WRITTEN PROBLEM: Please edit each of the rows below so that "robot-title" becomes "robot-heading" wherever it occurs, keeping every other character the same.

** start of DATA ROWS **

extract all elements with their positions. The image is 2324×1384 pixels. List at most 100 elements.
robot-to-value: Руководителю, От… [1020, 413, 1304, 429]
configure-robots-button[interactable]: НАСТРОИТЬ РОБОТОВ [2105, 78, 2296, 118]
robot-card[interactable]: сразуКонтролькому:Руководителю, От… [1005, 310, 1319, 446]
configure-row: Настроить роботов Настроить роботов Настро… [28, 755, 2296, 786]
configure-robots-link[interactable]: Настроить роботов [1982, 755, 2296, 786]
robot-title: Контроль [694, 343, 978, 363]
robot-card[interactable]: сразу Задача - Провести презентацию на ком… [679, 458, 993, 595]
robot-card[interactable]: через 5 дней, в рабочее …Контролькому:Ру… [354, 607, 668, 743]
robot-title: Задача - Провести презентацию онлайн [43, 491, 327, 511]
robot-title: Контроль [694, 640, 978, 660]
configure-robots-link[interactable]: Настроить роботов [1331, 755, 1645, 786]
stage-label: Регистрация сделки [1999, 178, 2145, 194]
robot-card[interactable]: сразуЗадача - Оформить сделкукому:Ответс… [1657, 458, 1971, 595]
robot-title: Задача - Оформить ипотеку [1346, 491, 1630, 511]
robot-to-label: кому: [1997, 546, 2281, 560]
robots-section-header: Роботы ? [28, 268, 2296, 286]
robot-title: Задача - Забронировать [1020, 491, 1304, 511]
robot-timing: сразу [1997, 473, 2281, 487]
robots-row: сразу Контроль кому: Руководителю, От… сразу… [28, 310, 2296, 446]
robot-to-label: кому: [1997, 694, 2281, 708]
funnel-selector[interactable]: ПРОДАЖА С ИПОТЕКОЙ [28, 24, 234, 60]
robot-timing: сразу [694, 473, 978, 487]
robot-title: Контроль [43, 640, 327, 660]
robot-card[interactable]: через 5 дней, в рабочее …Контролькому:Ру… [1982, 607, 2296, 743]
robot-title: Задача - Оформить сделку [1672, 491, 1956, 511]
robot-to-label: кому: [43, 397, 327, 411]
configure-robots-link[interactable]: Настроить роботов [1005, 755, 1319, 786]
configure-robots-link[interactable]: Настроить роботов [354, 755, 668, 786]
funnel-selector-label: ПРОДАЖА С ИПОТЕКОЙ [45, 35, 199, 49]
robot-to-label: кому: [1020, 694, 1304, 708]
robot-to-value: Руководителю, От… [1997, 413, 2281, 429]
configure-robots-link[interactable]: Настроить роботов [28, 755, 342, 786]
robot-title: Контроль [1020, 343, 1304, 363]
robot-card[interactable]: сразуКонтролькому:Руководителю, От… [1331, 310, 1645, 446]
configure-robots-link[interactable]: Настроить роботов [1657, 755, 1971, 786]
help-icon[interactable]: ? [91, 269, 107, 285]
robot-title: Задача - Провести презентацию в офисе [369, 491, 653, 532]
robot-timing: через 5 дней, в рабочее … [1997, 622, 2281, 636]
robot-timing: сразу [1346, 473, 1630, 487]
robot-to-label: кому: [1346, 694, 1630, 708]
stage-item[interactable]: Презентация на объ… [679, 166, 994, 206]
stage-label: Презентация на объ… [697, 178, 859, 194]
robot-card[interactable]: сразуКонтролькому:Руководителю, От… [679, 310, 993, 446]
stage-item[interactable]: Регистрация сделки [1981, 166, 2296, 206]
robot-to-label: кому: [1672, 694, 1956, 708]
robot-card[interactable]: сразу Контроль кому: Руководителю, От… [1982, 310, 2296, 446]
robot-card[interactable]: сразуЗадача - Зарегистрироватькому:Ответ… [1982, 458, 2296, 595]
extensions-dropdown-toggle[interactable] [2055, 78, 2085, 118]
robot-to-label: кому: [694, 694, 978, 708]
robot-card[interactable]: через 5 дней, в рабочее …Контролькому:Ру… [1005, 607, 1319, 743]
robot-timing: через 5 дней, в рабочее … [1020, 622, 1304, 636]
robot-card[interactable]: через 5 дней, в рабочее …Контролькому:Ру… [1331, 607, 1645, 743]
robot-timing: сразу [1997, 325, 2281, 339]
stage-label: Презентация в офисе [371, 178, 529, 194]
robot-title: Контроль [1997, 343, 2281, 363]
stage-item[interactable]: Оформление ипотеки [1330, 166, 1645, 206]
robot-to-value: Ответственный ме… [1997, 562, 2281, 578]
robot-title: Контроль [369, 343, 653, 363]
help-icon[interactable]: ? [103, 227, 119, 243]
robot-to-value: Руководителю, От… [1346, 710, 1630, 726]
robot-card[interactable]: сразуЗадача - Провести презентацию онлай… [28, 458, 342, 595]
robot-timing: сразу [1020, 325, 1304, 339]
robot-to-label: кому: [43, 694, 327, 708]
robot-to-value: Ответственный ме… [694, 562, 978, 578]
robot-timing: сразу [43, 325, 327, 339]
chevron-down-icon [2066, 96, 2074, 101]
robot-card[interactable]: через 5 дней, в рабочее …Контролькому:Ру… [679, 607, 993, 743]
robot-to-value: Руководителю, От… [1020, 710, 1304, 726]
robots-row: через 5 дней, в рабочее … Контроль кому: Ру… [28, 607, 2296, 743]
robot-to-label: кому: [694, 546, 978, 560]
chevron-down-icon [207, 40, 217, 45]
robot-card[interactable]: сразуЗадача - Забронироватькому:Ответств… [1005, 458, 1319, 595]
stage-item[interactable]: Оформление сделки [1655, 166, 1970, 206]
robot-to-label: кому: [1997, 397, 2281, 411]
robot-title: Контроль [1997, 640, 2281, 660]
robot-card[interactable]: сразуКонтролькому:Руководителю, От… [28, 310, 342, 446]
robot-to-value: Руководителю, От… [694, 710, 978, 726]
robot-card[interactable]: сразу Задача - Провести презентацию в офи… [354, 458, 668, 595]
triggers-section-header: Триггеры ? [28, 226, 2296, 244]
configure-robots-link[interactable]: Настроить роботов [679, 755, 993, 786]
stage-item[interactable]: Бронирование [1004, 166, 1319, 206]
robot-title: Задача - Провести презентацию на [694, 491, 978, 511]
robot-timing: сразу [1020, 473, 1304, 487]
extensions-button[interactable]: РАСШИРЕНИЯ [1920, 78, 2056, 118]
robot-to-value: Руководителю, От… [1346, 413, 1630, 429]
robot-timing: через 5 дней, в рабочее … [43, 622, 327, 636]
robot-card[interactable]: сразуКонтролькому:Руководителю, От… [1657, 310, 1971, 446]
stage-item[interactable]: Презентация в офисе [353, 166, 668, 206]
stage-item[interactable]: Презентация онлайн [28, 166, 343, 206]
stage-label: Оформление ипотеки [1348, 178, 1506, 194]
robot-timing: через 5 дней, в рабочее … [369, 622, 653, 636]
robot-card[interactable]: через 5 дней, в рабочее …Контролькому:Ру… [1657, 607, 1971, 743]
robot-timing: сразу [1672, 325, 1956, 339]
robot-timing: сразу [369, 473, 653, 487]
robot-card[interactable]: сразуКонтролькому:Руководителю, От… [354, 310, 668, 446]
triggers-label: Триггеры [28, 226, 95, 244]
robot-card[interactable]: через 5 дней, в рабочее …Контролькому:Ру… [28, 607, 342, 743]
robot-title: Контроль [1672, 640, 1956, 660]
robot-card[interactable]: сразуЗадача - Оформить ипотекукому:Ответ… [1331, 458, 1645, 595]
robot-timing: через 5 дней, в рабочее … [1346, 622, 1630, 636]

** end of DATA ROWS **

SOLUTION FOR THIS PROBLEM:
extract all elements with their positions. The image is 2324×1384 pixels. List at most 100 elements.
robot-to-value: Руководителю, От… [1020, 413, 1304, 429]
configure-robots-button[interactable]: НАСТРОИТЬ РОБОТОВ [2105, 78, 2296, 118]
robot-card[interactable]: сразуКонтролькому:Руководителю, От… [1005, 310, 1319, 446]
configure-row: Настроить роботов Настроить роботов Настро… [28, 755, 2296, 786]
configure-robots-link[interactable]: Настроить роботов [1982, 755, 2296, 786]
robot-heading: Контроль [694, 343, 978, 363]
robot-card[interactable]: сразу Задача - Провести презентацию на ком… [679, 458, 993, 595]
robot-card[interactable]: через 5 дней, в рабочее …Контролькому:Ру… [354, 607, 668, 743]
robot-heading: Задача - Провести презентацию онлайн [43, 491, 327, 511]
robot-heading: Контроль [694, 640, 978, 660]
configure-robots-link[interactable]: Настроить роботов [1331, 755, 1645, 786]
stage-label: Регистрация сделки [1999, 178, 2145, 194]
robot-card[interactable]: сразуЗадача - Оформить сделкукому:Ответс… [1657, 458, 1971, 595]
robot-heading: Задача - Оформить ипотеку [1346, 491, 1630, 511]
robot-to-label: кому: [1997, 546, 2281, 560]
robots-section-header: Роботы ? [28, 268, 2296, 286]
robot-heading: Задача - Забронировать [1020, 491, 1304, 511]
robot-timing: сразу [1997, 473, 2281, 487]
robots-row: сразу Контроль кому: Руководителю, От… сразу… [28, 310, 2296, 446]
robot-to-label: кому: [1997, 694, 2281, 708]
funnel-selector[interactable]: ПРОДАЖА С ИПОТЕКОЙ [28, 24, 234, 60]
robot-timing: сразу [694, 473, 978, 487]
robot-heading: Контроль [43, 640, 327, 660]
robot-card[interactable]: через 5 дней, в рабочее …Контролькому:Ру… [1982, 607, 2296, 743]
robot-heading: Задача - Оформить сделку [1672, 491, 1956, 511]
robot-to-label: кому: [43, 397, 327, 411]
configure-robots-link[interactable]: Настроить роботов [1005, 755, 1319, 786]
configure-robots-link[interactable]: Настроить роботов [354, 755, 668, 786]
funnel-selector-label: ПРОДАЖА С ИПОТЕКОЙ [45, 35, 199, 49]
robot-to-label: кому: [1020, 694, 1304, 708]
robot-to-value: Руководителю, От… [1997, 413, 2281, 429]
configure-robots-link[interactable]: Настроить роботов [28, 755, 342, 786]
robot-heading: Контроль [1020, 343, 1304, 363]
robot-card[interactable]: сразуКонтролькому:Руководителю, От… [1331, 310, 1645, 446]
configure-robots-link[interactable]: Настроить роботов [1657, 755, 1971, 786]
help-icon[interactable]: ? [91, 269, 107, 285]
robot-heading: Задача - Провести презентацию в офисе [369, 491, 653, 532]
robot-timing: через 5 дней, в рабочее … [1997, 622, 2281, 636]
robot-timing: сразу [1346, 473, 1630, 487]
robot-to-label: кому: [1346, 694, 1630, 708]
stage-item[interactable]: Презентация на объ… [679, 166, 994, 206]
stage-label: Презентация на объ… [697, 178, 859, 194]
robot-card[interactable]: сразуКонтролькому:Руководителю, От… [679, 310, 993, 446]
stage-item[interactable]: Регистрация сделки [1981, 166, 2296, 206]
robot-to-label: кому: [1672, 694, 1956, 708]
robot-card[interactable]: сразу Контроль кому: Руководителю, От… [1982, 310, 2296, 446]
robot-card[interactable]: сразуЗадача - Зарегистрироватькому:Ответ… [1982, 458, 2296, 595]
extensions-dropdown-toggle[interactable] [2055, 78, 2085, 118]
robot-to-label: кому: [694, 694, 978, 708]
robot-card[interactable]: через 5 дней, в рабочее …Контролькому:Ру… [1005, 607, 1319, 743]
robot-timing: через 5 дней, в рабочее … [1020, 622, 1304, 636]
robot-card[interactable]: через 5 дней, в рабочее …Контролькому:Ру… [1331, 607, 1645, 743]
robot-timing: сразу [1997, 325, 2281, 339]
stage-label: Презентация в офисе [371, 178, 529, 194]
robot-heading: Контроль [1997, 343, 2281, 363]
stage-item[interactable]: Оформление ипотеки [1330, 166, 1645, 206]
robot-to-value: Ответственный ме… [1997, 562, 2281, 578]
robot-heading: Контроль [369, 343, 653, 363]
help-icon[interactable]: ? [103, 227, 119, 243]
robot-to-value: Руководителю, От… [1346, 710, 1630, 726]
robot-card[interactable]: сразуЗадача - Провести презентацию онлай… [28, 458, 342, 595]
robot-timing: сразу [1020, 325, 1304, 339]
robot-to-label: кому: [43, 694, 327, 708]
robot-to-value: Ответственный ме… [694, 562, 978, 578]
robot-timing: сразу [43, 325, 327, 339]
chevron-down-icon [2066, 96, 2074, 101]
robot-card[interactable]: через 5 дней, в рабочее …Контролькому:Ру… [679, 607, 993, 743]
robot-to-value: Руководителю, От… [1020, 710, 1304, 726]
robots-row: через 5 дней, в рабочее … Контроль кому: Ру… [28, 607, 2296, 743]
robot-to-label: кому: [694, 546, 978, 560]
chevron-down-icon [207, 40, 217, 45]
robot-card[interactable]: сразуЗадача - Забронироватькому:Ответств… [1005, 458, 1319, 595]
stage-item[interactable]: Оформление сделки [1655, 166, 1970, 206]
robot-to-label: кому: [1997, 397, 2281, 411]
robot-heading: Контроль [1997, 640, 2281, 660]
robot-card[interactable]: сразуКонтролькому:Руководителю, От… [28, 310, 342, 446]
robot-to-value: Руководителю, От… [694, 710, 978, 726]
robot-card[interactable]: сразу Задача - Провести презентацию в офи… [354, 458, 668, 595]
triggers-section-header: Триггеры ? [28, 226, 2296, 244]
configure-robots-link[interactable]: Настроить роботов [679, 755, 993, 786]
stage-item[interactable]: Бронирование [1004, 166, 1319, 206]
robot-heading: Задача - Провести презентацию на [694, 491, 978, 511]
robot-timing: сразу [1020, 473, 1304, 487]
extensions-button[interactable]: РАСШИРЕНИЯ [1920, 78, 2056, 118]
robot-to-value: Руководителю, От… [1346, 413, 1630, 429]
robot-timing: через 5 дней, в рабочее … [43, 622, 327, 636]
robot-card[interactable]: сразуКонтролькому:Руководителю, От… [1657, 310, 1971, 446]
stage-item[interactable]: Презентация в офисе [353, 166, 668, 206]
stage-item[interactable]: Презентация онлайн [28, 166, 343, 206]
stage-label: Оформление ипотеки [1348, 178, 1506, 194]
robot-timing: через 5 дней, в рабочее … [369, 622, 653, 636]
robot-card[interactable]: через 5 дней, в рабочее …Контролькому:Ру… [1657, 607, 1971, 743]
robot-timing: сразу [1672, 325, 1956, 339]
robot-timing: сразу [369, 473, 653, 487]
robot-card[interactable]: сразуКонтролькому:Руководителю, От… [354, 310, 668, 446]
triggers-label: Триггеры [28, 226, 95, 244]
robot-card[interactable]: через 5 дней, в рабочее …Контролькому:Ру… [28, 607, 342, 743]
robot-heading: Контроль [1672, 640, 1956, 660]
robot-card[interactable]: сразуЗадача - Оформить ипотекукому:Ответ… [1331, 458, 1645, 595]
robot-timing: через 5 дней, в рабочее … [1346, 622, 1630, 636]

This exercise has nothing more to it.